▶ _GIVEN INSTRUCTION_
Scan the records for the string "Population"; copy each line where it occurs.
======
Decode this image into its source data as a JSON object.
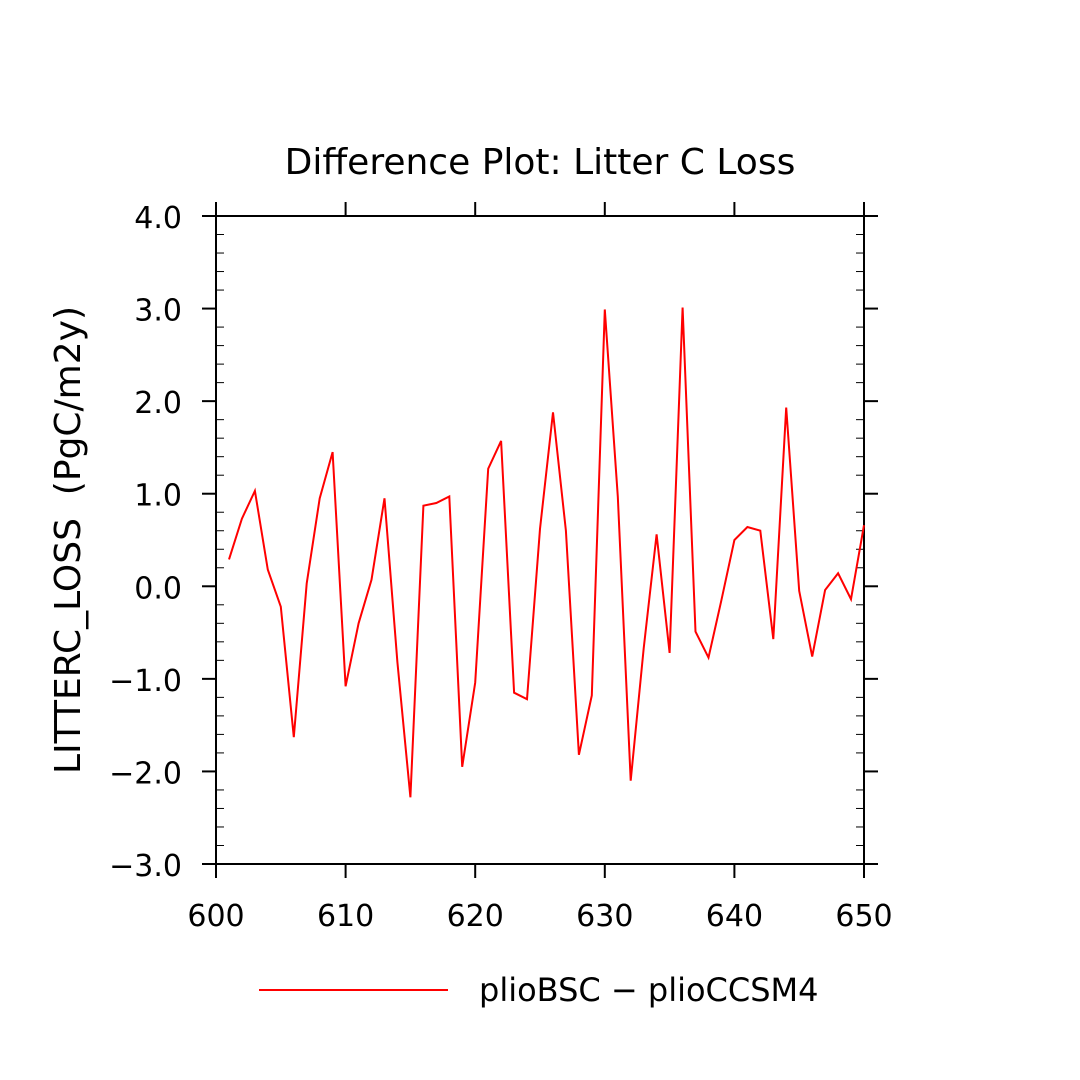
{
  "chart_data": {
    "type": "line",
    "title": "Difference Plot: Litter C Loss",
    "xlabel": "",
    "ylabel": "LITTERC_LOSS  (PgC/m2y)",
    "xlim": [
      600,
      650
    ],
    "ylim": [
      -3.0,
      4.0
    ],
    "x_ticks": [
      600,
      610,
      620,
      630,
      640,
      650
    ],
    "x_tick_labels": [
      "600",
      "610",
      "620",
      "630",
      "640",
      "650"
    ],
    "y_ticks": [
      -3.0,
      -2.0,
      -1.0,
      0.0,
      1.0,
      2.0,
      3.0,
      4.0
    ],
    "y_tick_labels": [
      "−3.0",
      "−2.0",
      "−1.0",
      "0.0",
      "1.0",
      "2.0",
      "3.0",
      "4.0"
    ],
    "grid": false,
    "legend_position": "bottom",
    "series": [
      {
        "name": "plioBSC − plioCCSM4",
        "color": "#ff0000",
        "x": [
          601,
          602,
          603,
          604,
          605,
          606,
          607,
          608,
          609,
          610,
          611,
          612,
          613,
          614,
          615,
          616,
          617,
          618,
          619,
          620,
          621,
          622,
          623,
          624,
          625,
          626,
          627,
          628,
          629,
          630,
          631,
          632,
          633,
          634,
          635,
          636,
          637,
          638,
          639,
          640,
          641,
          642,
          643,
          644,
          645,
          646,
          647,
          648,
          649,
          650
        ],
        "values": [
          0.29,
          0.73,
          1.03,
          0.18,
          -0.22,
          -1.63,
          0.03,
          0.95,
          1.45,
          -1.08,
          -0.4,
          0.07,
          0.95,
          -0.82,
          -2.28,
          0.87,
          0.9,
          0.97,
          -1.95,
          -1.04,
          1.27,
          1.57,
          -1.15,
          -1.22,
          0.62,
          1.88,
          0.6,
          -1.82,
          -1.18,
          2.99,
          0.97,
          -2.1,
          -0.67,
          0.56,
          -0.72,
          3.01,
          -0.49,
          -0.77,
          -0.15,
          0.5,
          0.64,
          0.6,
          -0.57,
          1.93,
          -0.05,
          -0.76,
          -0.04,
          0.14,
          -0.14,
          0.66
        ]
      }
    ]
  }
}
======
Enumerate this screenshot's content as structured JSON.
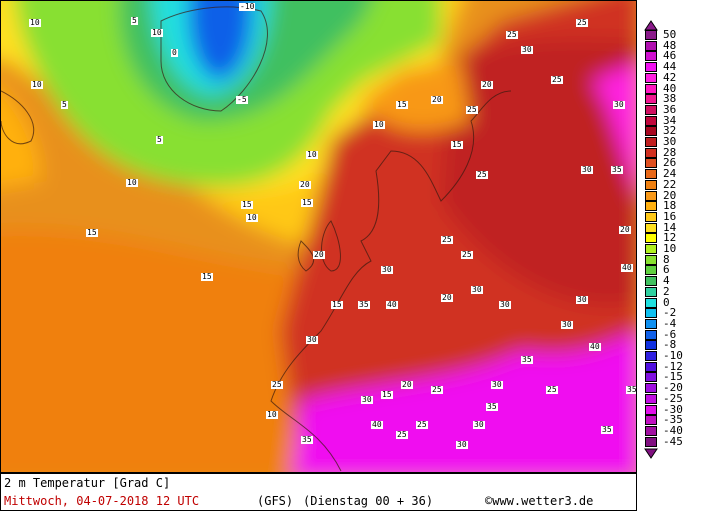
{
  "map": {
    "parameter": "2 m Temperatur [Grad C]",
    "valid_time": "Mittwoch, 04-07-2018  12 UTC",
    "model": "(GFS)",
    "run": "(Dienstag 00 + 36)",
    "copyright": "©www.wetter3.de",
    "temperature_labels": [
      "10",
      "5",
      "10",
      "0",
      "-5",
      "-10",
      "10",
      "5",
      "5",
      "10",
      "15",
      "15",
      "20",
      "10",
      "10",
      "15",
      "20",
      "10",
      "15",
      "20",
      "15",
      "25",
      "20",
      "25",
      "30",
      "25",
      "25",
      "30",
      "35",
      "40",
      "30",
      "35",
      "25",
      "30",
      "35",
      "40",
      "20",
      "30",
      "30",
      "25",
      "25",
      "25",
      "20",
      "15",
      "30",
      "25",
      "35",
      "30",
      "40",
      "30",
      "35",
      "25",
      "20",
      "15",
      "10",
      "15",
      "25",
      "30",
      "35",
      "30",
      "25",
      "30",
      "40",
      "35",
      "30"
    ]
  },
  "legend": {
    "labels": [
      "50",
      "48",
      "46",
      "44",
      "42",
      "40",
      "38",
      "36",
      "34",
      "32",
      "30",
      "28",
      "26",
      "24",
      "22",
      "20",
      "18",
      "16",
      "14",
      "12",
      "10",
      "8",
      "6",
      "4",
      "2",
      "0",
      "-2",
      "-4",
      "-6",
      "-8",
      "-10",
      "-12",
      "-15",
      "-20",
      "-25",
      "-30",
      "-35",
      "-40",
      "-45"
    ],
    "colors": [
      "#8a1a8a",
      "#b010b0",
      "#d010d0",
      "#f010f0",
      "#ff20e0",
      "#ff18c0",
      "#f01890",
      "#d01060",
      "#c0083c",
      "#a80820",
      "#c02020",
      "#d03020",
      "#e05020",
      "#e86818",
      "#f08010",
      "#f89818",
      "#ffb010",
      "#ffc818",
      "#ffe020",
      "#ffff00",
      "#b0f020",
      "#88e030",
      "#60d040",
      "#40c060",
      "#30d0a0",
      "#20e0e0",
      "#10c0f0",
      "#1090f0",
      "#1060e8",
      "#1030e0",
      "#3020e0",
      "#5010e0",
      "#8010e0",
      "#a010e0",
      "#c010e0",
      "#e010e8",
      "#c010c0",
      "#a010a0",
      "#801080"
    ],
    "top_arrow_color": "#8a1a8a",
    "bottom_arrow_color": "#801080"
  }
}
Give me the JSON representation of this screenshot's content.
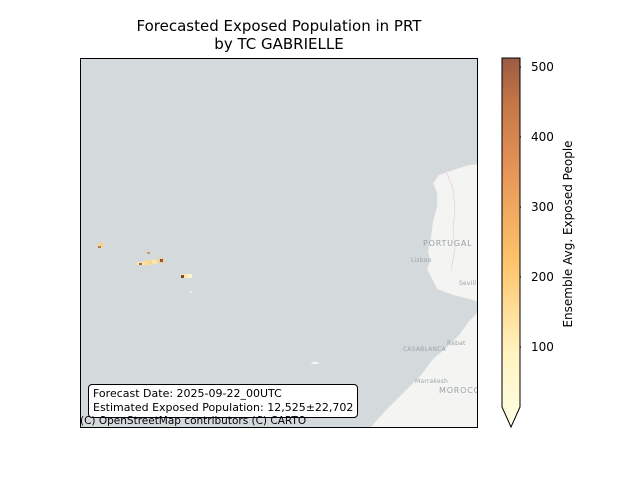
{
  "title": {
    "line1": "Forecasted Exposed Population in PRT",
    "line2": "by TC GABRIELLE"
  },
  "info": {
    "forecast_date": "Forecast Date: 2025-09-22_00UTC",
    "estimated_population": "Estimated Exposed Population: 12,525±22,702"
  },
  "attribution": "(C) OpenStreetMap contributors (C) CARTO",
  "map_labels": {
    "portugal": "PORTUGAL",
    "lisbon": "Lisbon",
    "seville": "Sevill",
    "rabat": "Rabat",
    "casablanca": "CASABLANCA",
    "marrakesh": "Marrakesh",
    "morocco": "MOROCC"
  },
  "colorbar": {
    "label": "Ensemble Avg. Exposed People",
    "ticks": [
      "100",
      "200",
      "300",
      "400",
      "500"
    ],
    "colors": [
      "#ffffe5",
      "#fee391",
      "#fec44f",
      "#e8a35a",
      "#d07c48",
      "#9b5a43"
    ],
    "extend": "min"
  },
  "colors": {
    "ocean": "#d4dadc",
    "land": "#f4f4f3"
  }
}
======
▶ _TASK OUTPUT_
    "line1": "Forecasted Exposed Population in PRT",
    "estimated_population": "Estimated Exposed Population: 12,525±22,702"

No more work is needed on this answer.